WHAT YOU HAVE TO DO » Please give an exact printout of the records, without any pictures.

RECORD EXCERPTS »
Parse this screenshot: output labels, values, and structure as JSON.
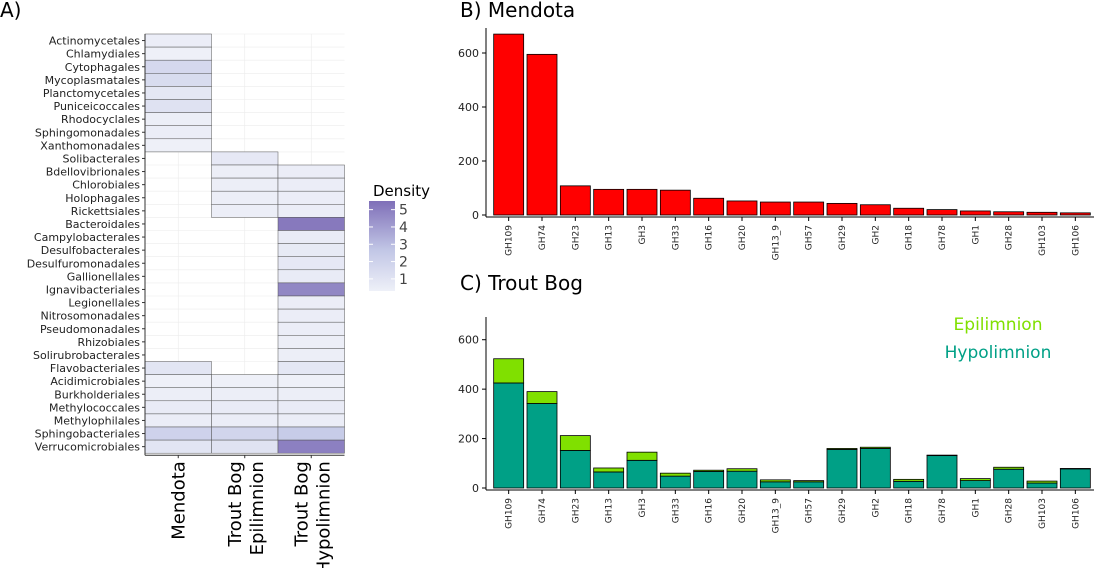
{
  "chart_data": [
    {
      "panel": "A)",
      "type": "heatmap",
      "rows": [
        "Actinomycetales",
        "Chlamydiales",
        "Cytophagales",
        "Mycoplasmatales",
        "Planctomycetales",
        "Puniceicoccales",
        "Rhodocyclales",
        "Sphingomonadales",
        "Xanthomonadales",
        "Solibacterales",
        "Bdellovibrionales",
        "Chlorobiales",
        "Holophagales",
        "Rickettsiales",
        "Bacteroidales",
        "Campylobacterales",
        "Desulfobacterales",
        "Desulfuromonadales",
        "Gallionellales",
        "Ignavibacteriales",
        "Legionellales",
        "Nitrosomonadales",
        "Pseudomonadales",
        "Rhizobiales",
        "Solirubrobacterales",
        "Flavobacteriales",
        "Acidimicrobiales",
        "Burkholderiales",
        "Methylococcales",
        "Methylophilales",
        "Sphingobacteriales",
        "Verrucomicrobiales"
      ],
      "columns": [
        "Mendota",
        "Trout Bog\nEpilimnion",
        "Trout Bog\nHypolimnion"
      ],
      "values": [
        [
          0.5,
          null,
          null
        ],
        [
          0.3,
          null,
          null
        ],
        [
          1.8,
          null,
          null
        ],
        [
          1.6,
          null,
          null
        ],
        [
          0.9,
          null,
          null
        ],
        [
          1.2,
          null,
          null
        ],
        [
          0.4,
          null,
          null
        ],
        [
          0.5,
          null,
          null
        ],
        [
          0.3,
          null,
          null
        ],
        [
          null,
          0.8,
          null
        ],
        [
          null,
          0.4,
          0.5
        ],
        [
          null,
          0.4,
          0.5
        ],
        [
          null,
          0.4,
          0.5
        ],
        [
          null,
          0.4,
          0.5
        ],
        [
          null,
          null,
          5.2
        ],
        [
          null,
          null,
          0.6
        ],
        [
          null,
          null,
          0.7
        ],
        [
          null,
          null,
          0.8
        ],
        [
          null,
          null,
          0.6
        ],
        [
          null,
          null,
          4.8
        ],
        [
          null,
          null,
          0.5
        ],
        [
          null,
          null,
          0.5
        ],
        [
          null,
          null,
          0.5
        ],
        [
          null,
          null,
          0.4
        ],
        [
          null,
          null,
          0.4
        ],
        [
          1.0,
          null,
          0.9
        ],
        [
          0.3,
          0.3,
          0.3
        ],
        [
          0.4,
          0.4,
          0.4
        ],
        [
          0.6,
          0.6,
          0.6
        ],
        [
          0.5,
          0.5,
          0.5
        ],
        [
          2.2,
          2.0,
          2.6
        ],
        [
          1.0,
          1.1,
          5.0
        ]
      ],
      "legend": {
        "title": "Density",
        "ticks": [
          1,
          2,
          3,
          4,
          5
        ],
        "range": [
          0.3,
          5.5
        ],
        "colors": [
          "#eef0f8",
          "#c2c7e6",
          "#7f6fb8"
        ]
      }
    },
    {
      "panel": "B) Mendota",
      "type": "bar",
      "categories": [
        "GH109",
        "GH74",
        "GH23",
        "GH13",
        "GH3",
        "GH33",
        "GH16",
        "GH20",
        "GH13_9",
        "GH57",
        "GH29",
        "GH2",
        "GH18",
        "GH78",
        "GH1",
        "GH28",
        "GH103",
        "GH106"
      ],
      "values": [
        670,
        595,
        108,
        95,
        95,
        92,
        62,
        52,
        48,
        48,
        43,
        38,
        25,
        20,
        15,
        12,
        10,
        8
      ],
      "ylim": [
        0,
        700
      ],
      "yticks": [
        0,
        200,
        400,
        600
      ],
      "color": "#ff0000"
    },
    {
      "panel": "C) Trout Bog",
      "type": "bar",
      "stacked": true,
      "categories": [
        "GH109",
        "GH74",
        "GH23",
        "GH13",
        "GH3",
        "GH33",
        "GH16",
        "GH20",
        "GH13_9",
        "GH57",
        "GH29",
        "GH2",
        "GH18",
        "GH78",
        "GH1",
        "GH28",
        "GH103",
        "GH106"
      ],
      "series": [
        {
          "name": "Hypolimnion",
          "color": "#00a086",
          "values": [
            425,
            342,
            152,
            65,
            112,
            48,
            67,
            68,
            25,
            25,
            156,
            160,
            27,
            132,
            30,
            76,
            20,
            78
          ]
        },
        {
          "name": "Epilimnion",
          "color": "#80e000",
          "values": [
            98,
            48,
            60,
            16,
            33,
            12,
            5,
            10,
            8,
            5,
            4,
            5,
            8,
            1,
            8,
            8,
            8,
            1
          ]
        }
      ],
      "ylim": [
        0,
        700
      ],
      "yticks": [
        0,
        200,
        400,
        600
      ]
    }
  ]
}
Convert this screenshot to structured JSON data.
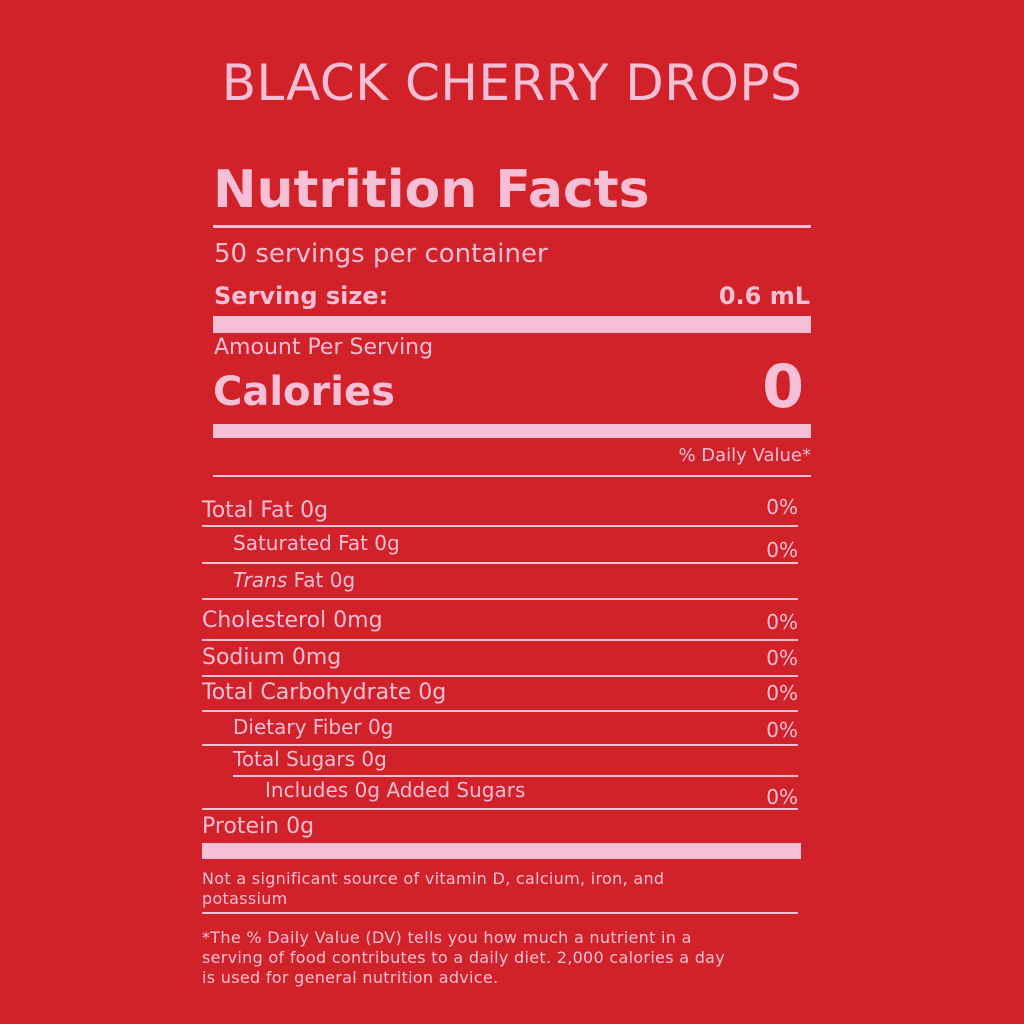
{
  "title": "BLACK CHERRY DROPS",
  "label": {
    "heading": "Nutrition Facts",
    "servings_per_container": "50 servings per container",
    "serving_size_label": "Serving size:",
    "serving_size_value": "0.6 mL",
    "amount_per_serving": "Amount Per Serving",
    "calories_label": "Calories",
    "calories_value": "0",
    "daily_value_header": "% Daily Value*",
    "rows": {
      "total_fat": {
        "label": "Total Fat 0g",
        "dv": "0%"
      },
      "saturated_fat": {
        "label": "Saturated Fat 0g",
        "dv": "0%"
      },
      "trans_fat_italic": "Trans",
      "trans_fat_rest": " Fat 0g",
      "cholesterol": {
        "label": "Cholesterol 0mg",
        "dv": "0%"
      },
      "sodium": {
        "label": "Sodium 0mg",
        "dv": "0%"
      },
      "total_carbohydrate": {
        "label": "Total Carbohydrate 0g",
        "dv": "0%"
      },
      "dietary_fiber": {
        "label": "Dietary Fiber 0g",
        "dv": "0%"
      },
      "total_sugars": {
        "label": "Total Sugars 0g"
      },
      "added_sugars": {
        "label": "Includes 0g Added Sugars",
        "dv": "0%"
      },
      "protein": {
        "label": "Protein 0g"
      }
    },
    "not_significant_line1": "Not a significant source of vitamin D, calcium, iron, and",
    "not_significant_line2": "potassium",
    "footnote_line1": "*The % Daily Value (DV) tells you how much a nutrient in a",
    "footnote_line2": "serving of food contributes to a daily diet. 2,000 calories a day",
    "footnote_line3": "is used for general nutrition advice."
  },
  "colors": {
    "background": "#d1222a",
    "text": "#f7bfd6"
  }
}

ANSWER FOR THE TASK »
Parse this screenshot: output labels, values, and structure as JSON.
{
  "chart_data": [
    {
      "panel": "A)",
      "type": "heatmap",
      "rows": [
        "Actinomycetales",
        "Chlamydiales",
        "Cytophagales",
        "Mycoplasmatales",
        "Planctomycetales",
        "Puniceicoccales",
        "Rhodocyclales",
        "Sphingomonadales",
        "Xanthomonadales",
        "Solibacterales",
        "Bdellovibrionales",
        "Chlorobiales",
        "Holophagales",
        "Rickettsiales",
        "Bacteroidales",
        "Campylobacterales",
        "Desulfobacterales",
        "Desulfuromonadales",
        "Gallionellales",
        "Ignavibacteriales",
        "Legionellales",
        "Nitrosomonadales",
        "Pseudomonadales",
        "Rhizobiales",
        "Solirubrobacterales",
        "Flavobacteriales",
        "Acidimicrobiales",
        "Burkholderiales",
        "Methylococcales",
        "Methylophilales",
        "Sphingobacteriales",
        "Verrucomicrobiales"
      ],
      "columns": [
        "Mendota",
        "Trout Bog\nEpilimnion",
        "Trout Bog\nHypolimnion"
      ],
      "values": [
        [
          0.5,
          null,
          null
        ],
        [
          0.3,
          null,
          null
        ],
        [
          1.8,
          null,
          null
        ],
        [
          1.6,
          null,
          null
        ],
        [
          0.9,
          null,
          null
        ],
        [
          1.2,
          null,
          null
        ],
        [
          0.4,
          null,
          null
        ],
        [
          0.5,
          null,
          null
        ],
        [
          0.3,
          null,
          null
        ],
        [
          null,
          0.8,
          null
        ],
        [
          null,
          0.4,
          0.5
        ],
        [
          null,
          0.4,
          0.5
        ],
        [
          null,
          0.4,
          0.5
        ],
        [
          null,
          0.4,
          0.5
        ],
        [
          null,
          null,
          5.2
        ],
        [
          null,
          null,
          0.6
        ],
        [
          null,
          null,
          0.7
        ],
        [
          null,
          null,
          0.8
        ],
        [
          null,
          null,
          0.6
        ],
        [
          null,
          null,
          4.8
        ],
        [
          null,
          null,
          0.5
        ],
        [
          null,
          null,
          0.5
        ],
        [
          null,
          null,
          0.5
        ],
        [
          null,
          null,
          0.4
        ],
        [
          null,
          null,
          0.4
        ],
        [
          1.0,
          null,
          0.9
        ],
        [
          0.3,
          0.3,
          0.3
        ],
        [
          0.4,
          0.4,
          0.4
        ],
        [
          0.6,
          0.6,
          0.6
        ],
        [
          0.5,
          0.5,
          0.5
        ],
        [
          2.2,
          2.0,
          2.6
        ],
        [
          1.0,
          1.1,
          5.0
        ]
      ],
      "legend": {
        "title": "Density",
        "ticks": [
          1,
          2,
          3,
          4,
          5
        ],
        "range": [
          0.3,
          5.5
        ],
        "colors": [
          "#eef0f8",
          "#c2c7e6",
          "#7f6fb8"
        ]
      }
    },
    {
      "panel": "B) Mendota",
      "type": "bar",
      "categories": [
        "GH109",
        "GH74",
        "GH23",
        "GH13",
        "GH3",
        "GH33",
        "GH16",
        "GH20",
        "GH13_9",
        "GH57",
        "GH29",
        "GH2",
        "GH18",
        "GH78",
        "GH1",
        "GH28",
        "GH103",
        "GH106"
      ],
      "values": [
        670,
        595,
        108,
        95,
        95,
        92,
        62,
        52,
        48,
        48,
        43,
        38,
        25,
        20,
        15,
        12,
        10,
        8
      ],
      "ylim": [
        0,
        700
      ],
      "yticks": [
        0,
        200,
        400,
        600
      ],
      "color": "#ff0000"
    },
    {
      "panel": "C) Trout Bog",
      "type": "bar",
      "stacked": true,
      "categories": [
        "GH109",
        "GH74",
        "GH23",
        "GH13",
        "GH3",
        "GH33",
        "GH16",
        "GH20",
        "GH13_9",
        "GH57",
        "GH29",
        "GH2",
        "GH18",
        "GH78",
        "GH1",
        "GH28",
        "GH103",
        "GH106"
      ],
      "series": [
        {
          "name": "Hypolimnion",
          "color": "#00a086",
          "values": [
            425,
            342,
            152,
            65,
            112,
            48,
            67,
            68,
            25,
            25,
            156,
            160,
            27,
            132,
            30,
            76,
            20,
            78
          ]
        },
        {
          "name": "Epilimnion",
          "color": "#80e000",
          "values": [
            98,
            48,
            60,
            16,
            33,
            12,
            5,
            10,
            8,
            5,
            4,
            5,
            8,
            1,
            8,
            8,
            8,
            1
          ]
        }
      ],
      "ylim": [
        0,
        700
      ],
      "yticks": [
        0,
        200,
        400,
        600
      ]
    }
  ]
}
Convert this screenshot to structured JSON data.
{
  "title": "BLACK CHERRY DROPS",
  "label": {
    "heading": "Nutrition Facts",
    "servings_per_container": "50 servings per container",
    "serving_size_label": "Serving size:",
    "serving_size_value": "0.6 mL",
    "amount_per_serving": "Amount Per Serving",
    "calories_label": "Calories",
    "calories_value": "0",
    "daily_value_header": "% Daily Value*",
    "rows": {
      "total_fat": {
        "label": "Total Fat 0g",
        "dv": "0%"
      },
      "saturated_fat": {
        "label": "Saturated Fat 0g",
        "dv": "0%"
      },
      "trans_fat_italic": "Trans",
      "trans_fat_rest": " Fat 0g",
      "cholesterol": {
        "label": "Cholesterol 0mg",
        "dv": "0%"
      },
      "sodium": {
        "label": "Sodium 0mg",
        "dv": "0%"
      },
      "total_carbohydrate": {
        "label": "Total Carbohydrate 0g",
        "dv": "0%"
      },
      "dietary_fiber": {
        "label": "Dietary Fiber 0g",
        "dv": "0%"
      },
      "total_sugars": {
        "label": "Total Sugars 0g"
      },
      "added_sugars": {
        "label": "Includes 0g Added Sugars",
        "dv": "0%"
      },
      "protein": {
        "label": "Protein 0g"
      }
    },
    "not_significant_line1": "Not a significant source of vitamin D, calcium, iron, and",
    "not_significant_line2": "potassium",
    "footnote_line1": "*The % Daily Value (DV) tells you how much a nutrient in a",
    "footnote_line2": "serving of food contributes to a daily diet. 2,000 calories a day",
    "footnote_line3": "is used for general nutrition advice."
  },
  "colors": {
    "background": "#d1222a",
    "text": "#f7bfd6"
  }
}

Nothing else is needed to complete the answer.